- _JOB_:
Copy each line of the entries that contains the word "BURILLE".

- _DATASET CONTENT_:
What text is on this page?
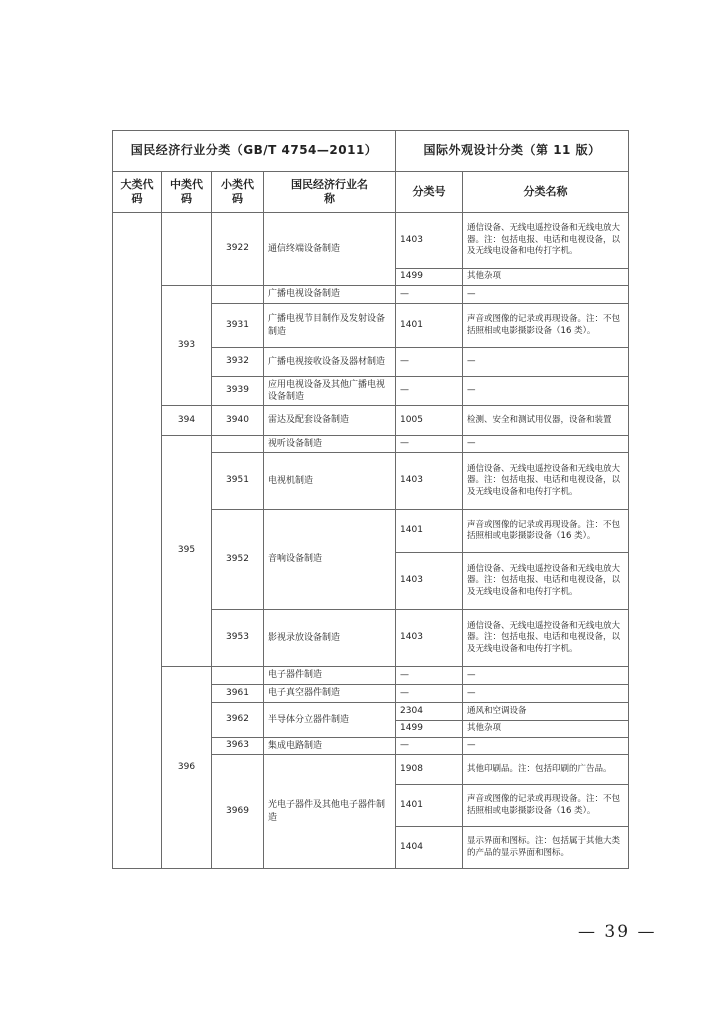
国民经济行业分类（GB/T 4754—2011）				国际外观设计分类（第 11 版）	
大类代码	中类代码	小类代码	国民经济行业名称	分类号	分类名称
		3922	通信终端设备制造	1403	通信设备、无线电遥控设备和无线电放大器。注：包括电报、电话和电视设备，以及无线电设备和电传打字机。
				1499	其他杂项
	393		广播电视设备制造	—	—
		3931	广播电视节目制作及发射设备制造	1401	声音或图像的记录或再现设备。注：不包括照相或电影摄影设备（16 类）。
		3932	广播电视接收设备及器材制造	—	—
		3939	应用电视设备及其他广播电视设备制造	—	—
	394	3940	雷达及配套设备制造	1005	检测、安全和测试用仪器，设备和装置
	395		视听设备制造	—	—
		3951	电视机制造	1403	通信设备、无线电遥控设备和无线电放大器。注：包括电报、电话和电视设备，以及无线电设备和电传打字机。
		3952	音响设备制造	1401	声音或图像的记录或再现设备。注：不包括照相或电影摄影设备（16 类）。
				1403	通信设备、无线电遥控设备和无线电放大器。注：包括电报、电话和电视设备，以及无线电设备和电传打字机。
		3953	影视录放设备制造	1403	通信设备、无线电遥控设备和无线电放大器。注：包括电报、电话和电视设备，以及无线电设备和电传打字机。
	396		电子器件制造	—	—
		3961	电子真空器件制造	—	—
		3962	半导体分立器件制造	2304	通风和空调设备
				1499	其他杂项
		3963	集成电路制造	—	—
		3969	光电子器件及其他电子器件制造	1908	其他印刷品。注：包括印刷的广告品。
				1401	声音或图像的记录或再现设备。注：不包括照相或电影摄影设备（16 类）。
				1404	显示界面和图标。注：包括属于其他大类的产品的显示界面和图标。
— 39 —
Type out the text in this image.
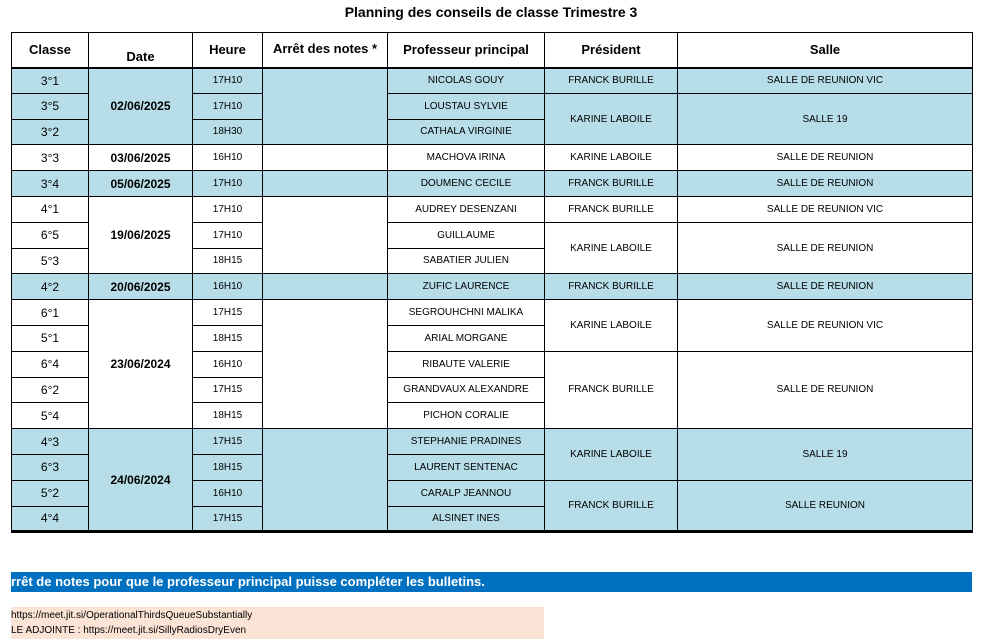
Planning des conseils de classe Trimestre 3
Classe	Date	Heure	Arrêt des notes *	Professeur principal	Président	Salle
3°1	02/06/2025	17H10		NICOLAS GOUY	FRANCK BURILLE	SALLE DE REUNION VIC
3°5		17H10		LOUSTAU SYLVIE	KARINE LABOILE	SALLE 19
3°2		18H30		CATHALA VIRGINIE		
3°3	03/06/2025	16H10		MACHOVA IRINA	KARINE LABOILE	SALLE DE REUNION
3°4	05/06/2025	17H10		DOUMENC CECILE	FRANCK BURILLE	SALLE DE REUNION
4°1	19/06/2025	17H10		AUDREY DESENZANI	FRANCK BURILLE	SALLE DE REUNION VIC
6°5		17H10		GUILLAUME	KARINE LABOILE	SALLE DE REUNION
5°3		18H15		SABATIER JULIEN		
4°2	20/06/2025	16H10		ZUFIC LAURENCE	FRANCK BURILLE	SALLE DE REUNION
6°1	23/06/2024	17H15		SEGROUHCHNI MALIKA	KARINE LABOILE	SALLE DE REUNION VIC
5°1		18H15		ARIAL MORGANE		
6°4		16H10		RIBAUTE VALERIE	FRANCK BURILLE	SALLE DE REUNION
6°2		17H15		GRANDVAUX ALEXANDRE		
5°4		18H15		PICHON CORALIE		
4°3	24/06/2024	17H15		STEPHANIE PRADINES	KARINE LABOILE	SALLE 19
6°3		18H15		LAURENT SENTENAC		
5°2		16H10		CARALP JEANNOU	FRANCK BURILLE	SALLE REUNION
4°4		17H15		ALSINET INES		
rrêt de notes pour que le professeur principal puisse compléter les bulletins.
https://meet.jit.si/OperationalThirdsQueueSubstantially
LE ADJOINTE : https://meet.jit.si/SillyRadiosDryEven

- _CORRECT RESULT_:
3°1	02/06/2025	17H10		NICOLAS GOUY	FRANCK BURILLE	SALLE DE REUNION VIC
3°4	05/06/2025	17H10		DOUMENC CECILE	FRANCK BURILLE	SALLE DE REUNION
4°1	19/06/2025	17H10		AUDREY DESENZANI	FRANCK BURILLE	SALLE DE REUNION VIC
4°2	20/06/2025	16H10		ZUFIC LAURENCE	FRANCK BURILLE	SALLE DE REUNION
6°4		16H10		RIBAUTE VALERIE	FRANCK BURILLE	SALLE DE REUNION
5°2		16H10		CARALP JEANNOU	FRANCK BURILLE	SALLE REUNION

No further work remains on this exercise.